"""

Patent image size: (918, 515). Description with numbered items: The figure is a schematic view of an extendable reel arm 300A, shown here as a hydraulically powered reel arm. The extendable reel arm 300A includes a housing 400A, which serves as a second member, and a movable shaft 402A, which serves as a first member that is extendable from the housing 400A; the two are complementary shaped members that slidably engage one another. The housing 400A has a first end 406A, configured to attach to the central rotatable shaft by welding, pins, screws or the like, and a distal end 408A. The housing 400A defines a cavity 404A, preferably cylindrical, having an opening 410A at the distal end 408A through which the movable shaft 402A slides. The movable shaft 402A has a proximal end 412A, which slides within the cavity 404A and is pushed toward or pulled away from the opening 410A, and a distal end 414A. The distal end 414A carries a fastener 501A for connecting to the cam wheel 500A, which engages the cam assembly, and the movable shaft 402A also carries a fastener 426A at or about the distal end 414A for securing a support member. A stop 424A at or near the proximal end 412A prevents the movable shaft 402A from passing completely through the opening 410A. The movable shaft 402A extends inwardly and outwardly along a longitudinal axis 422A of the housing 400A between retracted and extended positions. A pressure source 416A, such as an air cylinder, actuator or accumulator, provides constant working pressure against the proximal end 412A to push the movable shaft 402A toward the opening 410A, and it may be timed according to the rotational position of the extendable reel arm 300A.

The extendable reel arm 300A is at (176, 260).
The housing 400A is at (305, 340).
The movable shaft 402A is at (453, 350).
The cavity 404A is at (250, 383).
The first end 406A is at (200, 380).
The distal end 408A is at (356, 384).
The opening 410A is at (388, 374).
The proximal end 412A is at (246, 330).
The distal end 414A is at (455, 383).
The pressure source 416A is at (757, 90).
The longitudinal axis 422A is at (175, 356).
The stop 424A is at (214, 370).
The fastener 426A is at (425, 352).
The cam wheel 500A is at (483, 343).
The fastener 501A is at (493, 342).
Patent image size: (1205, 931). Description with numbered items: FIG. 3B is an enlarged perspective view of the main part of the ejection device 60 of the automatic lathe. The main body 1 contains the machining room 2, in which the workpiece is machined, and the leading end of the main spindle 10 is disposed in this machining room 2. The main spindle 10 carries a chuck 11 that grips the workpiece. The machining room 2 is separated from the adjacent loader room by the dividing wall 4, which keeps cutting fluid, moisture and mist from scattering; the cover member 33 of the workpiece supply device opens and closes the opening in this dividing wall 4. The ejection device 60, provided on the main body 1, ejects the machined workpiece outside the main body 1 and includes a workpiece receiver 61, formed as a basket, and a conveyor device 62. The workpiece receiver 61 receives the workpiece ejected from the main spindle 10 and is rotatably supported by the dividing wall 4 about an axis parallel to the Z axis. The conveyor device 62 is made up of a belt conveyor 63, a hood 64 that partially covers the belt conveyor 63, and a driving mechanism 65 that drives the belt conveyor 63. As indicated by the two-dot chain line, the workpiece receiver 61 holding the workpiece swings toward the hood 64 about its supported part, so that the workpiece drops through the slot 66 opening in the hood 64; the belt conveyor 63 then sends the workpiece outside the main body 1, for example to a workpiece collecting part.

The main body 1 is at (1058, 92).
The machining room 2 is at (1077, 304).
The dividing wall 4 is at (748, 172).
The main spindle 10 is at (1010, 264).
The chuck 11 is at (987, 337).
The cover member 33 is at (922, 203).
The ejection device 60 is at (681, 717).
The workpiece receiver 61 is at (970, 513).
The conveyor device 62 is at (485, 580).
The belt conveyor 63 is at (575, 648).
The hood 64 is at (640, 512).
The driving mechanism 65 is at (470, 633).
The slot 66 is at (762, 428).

"""

--- The request ---
Which lines in the listing above contain the word "pressure"? Copy each of them in full.

--- Written reply ---
Patent image size: (918, 515). Description with numbered items: The figure is a schematic view of an extendable reel arm 300A, shown here as a hydraulically powered reel arm. The extendable reel arm 300A includes a housing 400A, which serves as a second member, and a movable shaft 402A, which serves as a first member that is extendable from the housing 400A; the two are complementary shaped members that slidably engage one another. The housing 400A has a first end 406A, configured to attach to the central rotatable shaft by welding, pins, screws or the like, and a distal end 408A. The housing 400A defines a cavity 404A, preferably cylindrical, having an opening 410A at the distal end 408A through which the movable shaft 402A slides. The movable shaft 402A has a proximal end 412A, which slides within the cavity 404A and is pushed toward or pulled away from the opening 410A, and a distal end 414A. The distal end 414A carries a fastener 501A for connecting to the cam wheel 500A, which engages the cam assembly, and the movable shaft 402A also carries a fastener 426A at or about the distal end 414A for securing a support member. A stop 424A at or near the proximal end 412A prevents the movable shaft 402A from passing completely through the opening 410A. The movable shaft 402A extends inwardly and outwardly along a longitudinal axis 422A of the housing 400A between retracted and extended positions. A pressure source 416A, such as an air cylinder, actuator or accumulator, provides constant working pressure against the proximal end 412A to push the movable shaft 402A toward the opening 410A, and it may be timed according to the rotational position of the extendable reel arm 300A.
The pressure source 416A is at (757, 90).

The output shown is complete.